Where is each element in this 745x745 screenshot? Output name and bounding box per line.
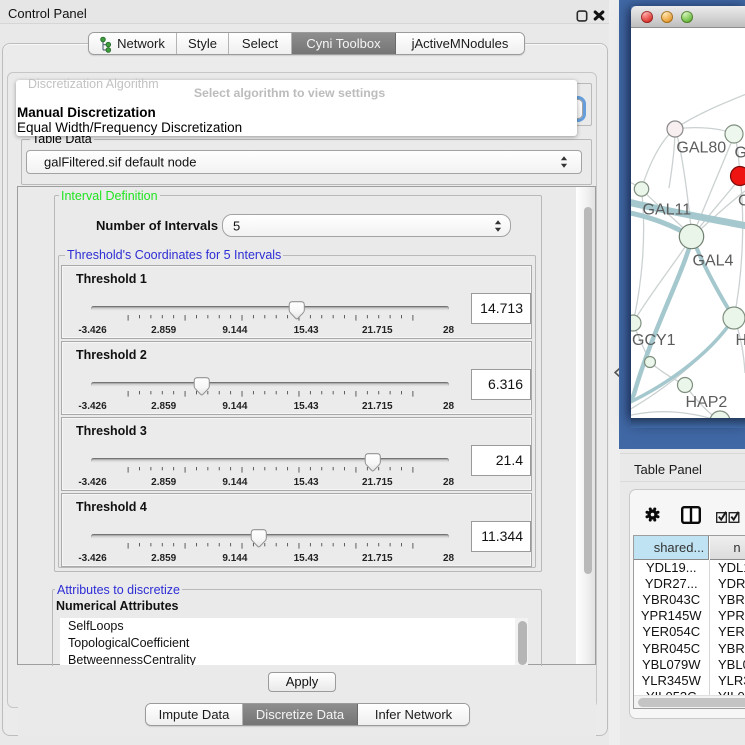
svg-text:GAL4: GAL4 bbox=[693, 253, 734, 270]
svg-text:HA: HA bbox=[736, 332, 745, 349]
svg-text:GA: GA bbox=[735, 145, 745, 162]
svg-text:GAL11: GAL11 bbox=[643, 202, 692, 219]
svg-text:HAP2: HAP2 bbox=[686, 394, 728, 411]
svg-text:GAL80: GAL80 bbox=[676, 140, 726, 157]
svg-text:C: C bbox=[738, 193, 745, 210]
svg-text:GCY1: GCY1 bbox=[632, 332, 676, 349]
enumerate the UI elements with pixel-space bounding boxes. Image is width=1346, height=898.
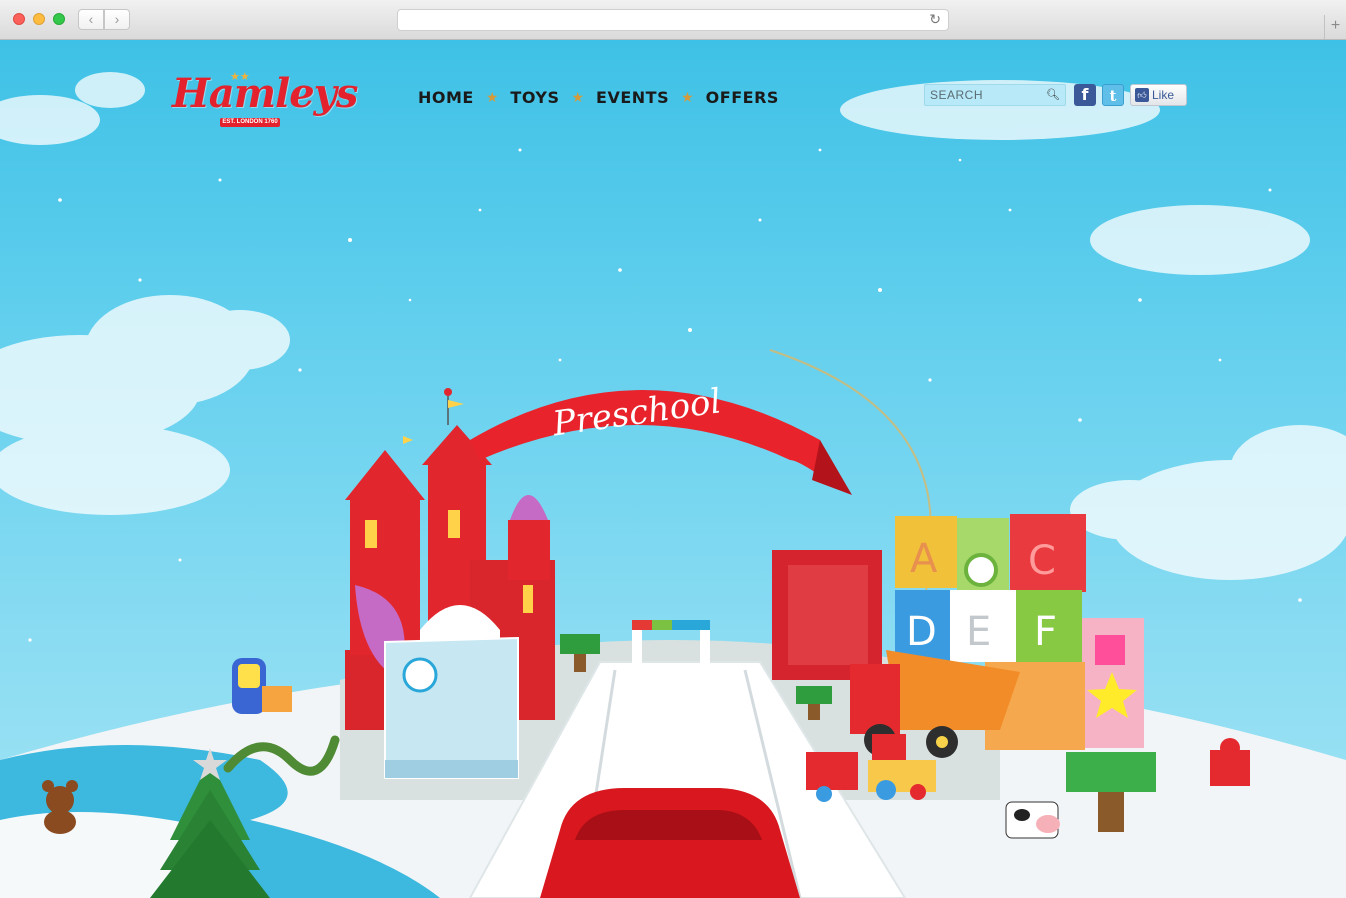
nav-separator-star-icon: ★ <box>681 88 694 105</box>
nav-home[interactable]: HOME <box>418 88 474 107</box>
nav-toys[interactable]: TOYS <box>510 88 559 107</box>
close-window-button[interactable] <box>13 13 25 25</box>
back-button[interactable]: ‹ <box>78 9 104 30</box>
nav-offers[interactable]: OFFERS <box>706 88 779 107</box>
minimize-window-button[interactable] <box>33 13 45 25</box>
nav-separator-star-icon: ★ <box>485 88 499 105</box>
reload-icon[interactable]: ↻ <box>929 11 941 28</box>
zoom-window-button[interactable] <box>53 13 65 25</box>
forward-button[interactable]: › <box>104 9 130 30</box>
page-viewport: A C D E F Hamleys ★★ EST. LONDON 1760 HO… <box>0 40 1346 898</box>
hamleys-logo[interactable]: Hamleys ★★ EST. LONDON 1760 <box>172 70 358 128</box>
cloud-group <box>0 72 1346 580</box>
facebook-icon[interactable]: f <box>1074 84 1096 106</box>
logo-tagline: EST. LONDON 1760 <box>220 118 280 127</box>
thumbs-up-icon: 👍︎ <box>1135 88 1149 102</box>
search-icon[interactable]: 🔍︎ <box>1046 88 1060 101</box>
address-bar[interactable]: ↻ <box>397 9 949 31</box>
search-box: 🔍︎ <box>924 84 1066 106</box>
facebook-like-button[interactable]: 👍︎ Like <box>1130 84 1187 106</box>
logo-stars-icon: ★★ <box>230 71 250 83</box>
main-navigation: HOME ★ TOYS ★ EVENTS ★ OFFERS <box>418 86 779 108</box>
nav-separator-star-icon: ★ <box>571 88 585 105</box>
new-tab-button[interactable]: + <box>1324 15 1346 39</box>
like-label: Like <box>1152 88 1175 102</box>
sky-background <box>0 72 1346 642</box>
twitter-icon[interactable]: t <box>1102 84 1124 106</box>
logo-wordmark: Hamleys <box>172 70 358 117</box>
nav-events[interactable]: EVENTS <box>596 88 669 107</box>
search-input[interactable] <box>925 85 1043 105</box>
browser-toolbar: ‹ › ↻ + <box>0 0 1346 40</box>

:::::

• **Brief**
Reproduce every row above verbatim, omitting the picture placeholders.

• **Result of the task**
Where is each element in this 745x745 screenshot? Output name and bounding box per line.
svg-text:GAL4: GAL4 bbox=[693, 253, 734, 270]
svg-text:HA: HA bbox=[736, 332, 745, 349]
svg-text:GA: GA bbox=[735, 145, 745, 162]
svg-text:GAL11: GAL11 bbox=[643, 202, 692, 219]
svg-text:HAP2: HAP2 bbox=[686, 394, 728, 411]
svg-text:GAL80: GAL80 bbox=[676, 140, 726, 157]
svg-text:C: C bbox=[738, 193, 745, 210]
svg-text:GCY1: GCY1 bbox=[632, 332, 676, 349]
enumerate the UI elements with pixel-space bounding boxes. Image is width=1346, height=898.
nav-separator-star-icon: ★ <box>681 88 694 105</box>
nav-home[interactable]: HOME <box>418 88 474 107</box>
nav-toys[interactable]: TOYS <box>510 88 559 107</box>
close-window-button[interactable] <box>13 13 25 25</box>
back-button[interactable]: ‹ <box>78 9 104 30</box>
nav-offers[interactable]: OFFERS <box>706 88 779 107</box>
minimize-window-button[interactable] <box>33 13 45 25</box>
nav-separator-star-icon: ★ <box>485 88 499 105</box>
reload-icon[interactable]: ↻ <box>929 11 941 28</box>
zoom-window-button[interactable] <box>53 13 65 25</box>
forward-button[interactable]: › <box>104 9 130 30</box>
page-viewport: A C D E F Hamleys ★★ EST. LONDON 1760 HO… <box>0 40 1346 898</box>
hamleys-logo[interactable]: Hamleys ★★ EST. LONDON 1760 <box>172 70 358 128</box>
cloud-group <box>0 72 1346 580</box>
facebook-icon[interactable]: f <box>1074 84 1096 106</box>
logo-tagline: EST. LONDON 1760 <box>220 118 280 127</box>
thumbs-up-icon: 👍︎ <box>1135 88 1149 102</box>
search-icon[interactable]: 🔍︎ <box>1046 88 1060 101</box>
address-bar[interactable]: ↻ <box>397 9 949 31</box>
search-box: 🔍︎ <box>924 84 1066 106</box>
facebook-like-button[interactable]: 👍︎ Like <box>1130 84 1187 106</box>
logo-stars-icon: ★★ <box>230 71 250 83</box>
main-navigation: HOME ★ TOYS ★ EVENTS ★ OFFERS <box>418 86 779 108</box>
nav-separator-star-icon: ★ <box>571 88 585 105</box>
new-tab-button[interactable]: + <box>1324 15 1346 39</box>
like-label: Like <box>1152 88 1175 102</box>
sky-background <box>0 72 1346 642</box>
twitter-icon[interactable]: t <box>1102 84 1124 106</box>
logo-wordmark: Hamleys <box>172 70 358 117</box>
nav-events[interactable]: EVENTS <box>596 88 669 107</box>
search-input[interactable] <box>925 85 1043 105</box>
browser-toolbar: ‹ › ↻ + <box>0 0 1346 40</box>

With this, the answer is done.